TASK REQUIREMENTS ▸ Every record should be written out exactly, please.

-*-

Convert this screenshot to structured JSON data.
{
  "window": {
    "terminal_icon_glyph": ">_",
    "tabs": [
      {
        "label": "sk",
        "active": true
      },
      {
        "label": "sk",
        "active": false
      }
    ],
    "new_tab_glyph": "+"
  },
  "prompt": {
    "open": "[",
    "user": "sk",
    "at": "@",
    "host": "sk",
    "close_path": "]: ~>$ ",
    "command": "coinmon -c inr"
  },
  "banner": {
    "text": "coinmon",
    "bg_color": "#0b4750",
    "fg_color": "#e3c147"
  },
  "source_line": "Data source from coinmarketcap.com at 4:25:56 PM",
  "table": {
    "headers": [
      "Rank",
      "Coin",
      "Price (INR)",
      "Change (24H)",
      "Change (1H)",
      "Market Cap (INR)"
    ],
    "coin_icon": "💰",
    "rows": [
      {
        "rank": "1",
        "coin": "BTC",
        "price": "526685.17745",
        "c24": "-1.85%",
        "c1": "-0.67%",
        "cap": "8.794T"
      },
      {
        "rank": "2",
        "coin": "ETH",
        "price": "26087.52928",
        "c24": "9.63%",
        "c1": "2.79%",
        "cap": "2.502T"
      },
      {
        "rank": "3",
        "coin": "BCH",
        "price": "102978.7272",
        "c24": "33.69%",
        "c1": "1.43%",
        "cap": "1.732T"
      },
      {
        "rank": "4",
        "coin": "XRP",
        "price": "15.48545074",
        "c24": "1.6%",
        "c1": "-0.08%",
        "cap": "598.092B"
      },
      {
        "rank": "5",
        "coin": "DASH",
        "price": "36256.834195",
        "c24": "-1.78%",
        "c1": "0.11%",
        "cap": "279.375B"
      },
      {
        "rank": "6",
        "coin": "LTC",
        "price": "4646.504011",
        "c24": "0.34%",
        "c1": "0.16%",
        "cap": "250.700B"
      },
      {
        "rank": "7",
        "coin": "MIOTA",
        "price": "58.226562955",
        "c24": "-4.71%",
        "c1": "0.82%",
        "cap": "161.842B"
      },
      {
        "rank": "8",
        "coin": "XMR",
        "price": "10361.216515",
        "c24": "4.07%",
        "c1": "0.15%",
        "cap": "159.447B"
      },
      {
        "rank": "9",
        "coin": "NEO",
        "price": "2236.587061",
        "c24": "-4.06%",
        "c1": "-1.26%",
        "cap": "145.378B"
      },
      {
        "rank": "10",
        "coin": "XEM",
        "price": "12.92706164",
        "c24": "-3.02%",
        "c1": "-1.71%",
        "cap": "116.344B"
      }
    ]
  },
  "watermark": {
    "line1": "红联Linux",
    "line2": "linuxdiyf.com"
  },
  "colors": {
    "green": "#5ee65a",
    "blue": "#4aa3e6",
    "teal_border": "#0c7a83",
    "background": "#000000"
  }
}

-*-

RESULT OF THE EXERCISE ▸
Convert this screenshot to structured JSON data.
{
  "window": {
    "terminal_icon_glyph": ">_",
    "tabs": [
      {
        "label": "sk",
        "active": true
      },
      {
        "label": "sk",
        "active": false
      }
    ],
    "new_tab_glyph": "+"
  },
  "prompt": {
    "open": "[",
    "user": "sk",
    "at": "@",
    "host": "sk",
    "close_path": "]: ~>$ ",
    "command": "coinmon -c inr"
  },
  "banner": {
    "text": "coinmon",
    "bg_color": "#0b4750",
    "fg_color": "#e3c147"
  },
  "source_line": "Data source from coinmarketcap.com at 4:25:56 PM",
  "table": {
    "headers": [
      "Rank",
      "Coin",
      "Price (INR)",
      "Change (24H)",
      "Change (1H)",
      "Market Cap (INR)"
    ],
    "coin_icon": "💰",
    "rows": [
      {
        "rank": "1",
        "coin": "BTC",
        "price": "526685.17745",
        "c24": "-1.85%",
        "c1": "-0.67%",
        "cap": "8.794T"
      },
      {
        "rank": "2",
        "coin": "ETH",
        "price": "26087.52928",
        "c24": "9.63%",
        "c1": "2.79%",
        "cap": "2.502T"
      },
      {
        "rank": "3",
        "coin": "BCH",
        "price": "102978.7272",
        "c24": "33.69%",
        "c1": "1.43%",
        "cap": "1.732T"
      },
      {
        "rank": "4",
        "coin": "XRP",
        "price": "15.48545074",
        "c24": "1.6%",
        "c1": "-0.08%",
        "cap": "598.092B"
      },
      {
        "rank": "5",
        "coin": "DASH",
        "price": "36256.834195",
        "c24": "-1.78%",
        "c1": "0.11%",
        "cap": "279.375B"
      },
      {
        "rank": "6",
        "coin": "LTC",
        "price": "4646.504011",
        "c24": "0.34%",
        "c1": "0.16%",
        "cap": "250.700B"
      },
      {
        "rank": "7",
        "coin": "MIOTA",
        "price": "58.226562955",
        "c24": "-4.71%",
        "c1": "0.82%",
        "cap": "161.842B"
      },
      {
        "rank": "8",
        "coin": "XMR",
        "price": "10361.216515",
        "c24": "4.07%",
        "c1": "0.15%",
        "cap": "159.447B"
      },
      {
        "rank": "9",
        "coin": "NEO",
        "price": "2236.587061",
        "c24": "-4.06%",
        "c1": "-1.26%",
        "cap": "145.378B"
      },
      {
        "rank": "10",
        "coin": "XEM",
        "price": "12.92706164",
        "c24": "-3.02%",
        "c1": "-1.71%",
        "cap": "116.344B"
      }
    ]
  },
  "watermark": {
    "line1": "红联Linux",
    "line2": "linuxdiyf.com"
  },
  "colors": {
    "green": "#5ee65a",
    "blue": "#4aa3e6",
    "teal_border": "#0c7a83",
    "background": "#000000"
  }
}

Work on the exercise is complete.